__EXERCISE OBJECTIVE__.
According to the retirement planning article, what is closely tied to your retirement date?

[begin EXTRACT]

Are You Still on Track? How to Revisit Your Long-Term Retirement Goals
Retirement Plans Should Evolve with You
Most people have good intentions in creating an initial retirement plan, but they fail to revisit their blueprint. It is no secret that life does not stand still. Priorities, markets, and personal circumstances change. It is our job to guide you through these changes, and to help make sure that your financial plan stays aligned with your long-term retirement objectives.
1. Start with your “why?”
Retirement planning is more than just the numbers. A helpful starting point when revisiting your initial long-term goals is to define what retirement means to you now. Ask yourself some important questions about how you envision your future. What type of lifestyle do you imagine for yourself? Do you want to spend your retired years traveling the world and checking items off your bucket list, or do you want to settle down and take some well-deserved relaxation time? Do you want to work part-time, or explore passion projects that you have always been putting off? What type of philanthropy or legacy goals have you set for yourself?
These goals and priorities might look different today than they will in five years. Because of constantly shifting priorities, it is important to regularly revisit your long-term retirement aims with your financial advisor.
2. How has your timeline changed?
A key element of retirement planning is the timeline. While many people have a target retirement date, it need not be set in stone. Compensation, your perspective on work, financial readiness, and lifestyle can change, and your plan should adapt accordingly.
For some people, the answer could be to delay retirement a few years. This decision might result from financial readiness, access to employee benefits, or simply because they love what they do. For others, the goal might be to retire sooner than expected. This could be a response to priorities changing in order to pursue other interests, spend more time with family, or travel.
If your timeline shifts, even slightly, it can create a significant ripple effect across your financial plan. Retiring earlier may require a higher savings rate now, or a reassessment of future spending. A longer retirement means your portfolio will need to support more years of income, which can influence how and when you begin taking withdrawals. On the other hand, working longer can help contribute to and grow your pool of assets. Social Security timing is likely to be affected by a shift in your expected retirement timeline. Your Social Security claim strategy is closely tied to your retirement date. Shifting your retirement timeline might well change when it makes sense to begin claiming benefits – and how that decision will fit into your overall income plan.
3. Revaluate Your Expected Expenses
Retirement spending is not always static; there can be unexpected expenses that were not anticipated in your initial plan. As many are aware, today’s costs might not reflect tomorrow’s reality. Considering the effects of inflation on your projected future outlays is very important.
When assessing your projected spending be sure to consider your day-to-day living expenses, healthcare costs, travel or lifestyle upgrades, and support to family members.
4. Are you saving enough?
Figuring out what expected and unexpected expenses you might encounter in retirement directly influences how much you need to be saving. A good way to start analyzing your savings is to evaluate your current savings habits. Are your contributions consistent? Have income changes influenced your ability to save? Savings strategies, just like the other line-items we have discussed so far, are not static. They might need to be adjusted over time. Your financial advisor can serve as a guide when changes arise in your life and is here to help you make the necessary adjustments to your strategies to make sure your goals are met.

[end EXTRACT]
[begin EXCERPTED RECORDS]

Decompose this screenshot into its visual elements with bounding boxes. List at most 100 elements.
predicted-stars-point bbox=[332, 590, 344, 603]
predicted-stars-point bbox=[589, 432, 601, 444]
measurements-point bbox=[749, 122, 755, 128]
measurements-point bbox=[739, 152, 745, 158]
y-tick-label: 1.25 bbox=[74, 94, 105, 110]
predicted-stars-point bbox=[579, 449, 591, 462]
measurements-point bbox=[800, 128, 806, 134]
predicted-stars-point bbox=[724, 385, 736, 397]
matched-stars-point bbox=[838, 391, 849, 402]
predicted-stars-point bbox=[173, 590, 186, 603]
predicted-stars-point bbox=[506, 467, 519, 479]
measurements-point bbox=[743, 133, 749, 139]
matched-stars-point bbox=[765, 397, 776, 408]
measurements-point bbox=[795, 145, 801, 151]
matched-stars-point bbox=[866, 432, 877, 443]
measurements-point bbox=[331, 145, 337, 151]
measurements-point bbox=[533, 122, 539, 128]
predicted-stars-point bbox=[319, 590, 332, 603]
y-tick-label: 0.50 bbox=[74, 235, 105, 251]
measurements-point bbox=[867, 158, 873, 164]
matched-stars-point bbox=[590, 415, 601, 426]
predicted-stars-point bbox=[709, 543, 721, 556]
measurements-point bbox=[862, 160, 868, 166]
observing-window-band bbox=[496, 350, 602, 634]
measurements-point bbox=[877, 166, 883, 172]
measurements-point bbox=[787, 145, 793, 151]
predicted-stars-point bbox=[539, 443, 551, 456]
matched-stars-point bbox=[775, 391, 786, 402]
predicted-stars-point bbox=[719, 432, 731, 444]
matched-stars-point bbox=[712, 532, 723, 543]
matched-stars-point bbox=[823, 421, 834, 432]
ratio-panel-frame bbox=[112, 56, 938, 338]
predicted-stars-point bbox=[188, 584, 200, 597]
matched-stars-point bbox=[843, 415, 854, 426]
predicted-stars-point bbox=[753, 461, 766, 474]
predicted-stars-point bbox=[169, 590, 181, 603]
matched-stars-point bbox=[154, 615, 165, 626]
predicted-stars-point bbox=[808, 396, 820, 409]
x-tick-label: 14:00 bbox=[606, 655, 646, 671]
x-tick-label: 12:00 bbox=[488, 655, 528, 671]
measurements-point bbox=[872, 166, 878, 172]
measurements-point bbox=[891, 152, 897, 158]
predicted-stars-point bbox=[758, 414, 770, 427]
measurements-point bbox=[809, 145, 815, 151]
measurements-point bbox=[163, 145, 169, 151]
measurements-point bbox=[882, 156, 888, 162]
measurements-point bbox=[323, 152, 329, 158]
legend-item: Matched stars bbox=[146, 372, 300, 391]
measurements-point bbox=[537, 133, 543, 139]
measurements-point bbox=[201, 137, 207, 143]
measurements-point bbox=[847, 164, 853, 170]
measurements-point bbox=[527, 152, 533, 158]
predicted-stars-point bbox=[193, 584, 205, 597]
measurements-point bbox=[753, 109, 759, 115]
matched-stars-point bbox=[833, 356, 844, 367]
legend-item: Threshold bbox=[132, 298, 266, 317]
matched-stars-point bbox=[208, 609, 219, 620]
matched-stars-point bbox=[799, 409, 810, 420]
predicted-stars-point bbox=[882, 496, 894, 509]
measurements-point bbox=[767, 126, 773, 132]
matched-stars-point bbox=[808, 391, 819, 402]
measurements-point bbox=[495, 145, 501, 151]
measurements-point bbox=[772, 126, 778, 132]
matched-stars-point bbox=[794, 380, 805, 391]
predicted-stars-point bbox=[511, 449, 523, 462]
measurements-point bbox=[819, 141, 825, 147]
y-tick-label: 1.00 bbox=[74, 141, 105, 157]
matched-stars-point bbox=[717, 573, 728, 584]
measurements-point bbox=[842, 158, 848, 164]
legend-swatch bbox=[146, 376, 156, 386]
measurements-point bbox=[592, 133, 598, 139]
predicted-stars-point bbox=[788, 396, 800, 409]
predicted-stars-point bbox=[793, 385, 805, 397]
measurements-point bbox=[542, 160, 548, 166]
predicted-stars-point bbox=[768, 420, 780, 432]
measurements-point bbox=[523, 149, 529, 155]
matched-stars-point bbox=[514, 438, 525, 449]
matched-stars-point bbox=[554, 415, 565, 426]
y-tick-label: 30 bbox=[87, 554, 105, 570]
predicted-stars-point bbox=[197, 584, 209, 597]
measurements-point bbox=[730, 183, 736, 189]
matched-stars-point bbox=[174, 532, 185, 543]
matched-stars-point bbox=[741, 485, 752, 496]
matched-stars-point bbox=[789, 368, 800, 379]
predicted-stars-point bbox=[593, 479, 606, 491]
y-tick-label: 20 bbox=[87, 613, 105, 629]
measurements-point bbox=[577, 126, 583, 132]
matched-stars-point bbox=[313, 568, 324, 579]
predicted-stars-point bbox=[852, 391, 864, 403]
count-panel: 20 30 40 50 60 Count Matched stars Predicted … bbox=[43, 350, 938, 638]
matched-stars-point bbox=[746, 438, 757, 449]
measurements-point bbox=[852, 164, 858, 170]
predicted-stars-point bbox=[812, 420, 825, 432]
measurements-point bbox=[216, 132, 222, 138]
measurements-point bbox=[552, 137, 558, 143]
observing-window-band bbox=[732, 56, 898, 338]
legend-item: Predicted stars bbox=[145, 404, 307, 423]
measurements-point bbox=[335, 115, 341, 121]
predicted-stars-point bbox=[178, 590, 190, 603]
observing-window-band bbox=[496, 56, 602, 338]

[end EXCERPTED RECORDS]

__FINISHED ANSWER__.
Your Social Security claim strategy.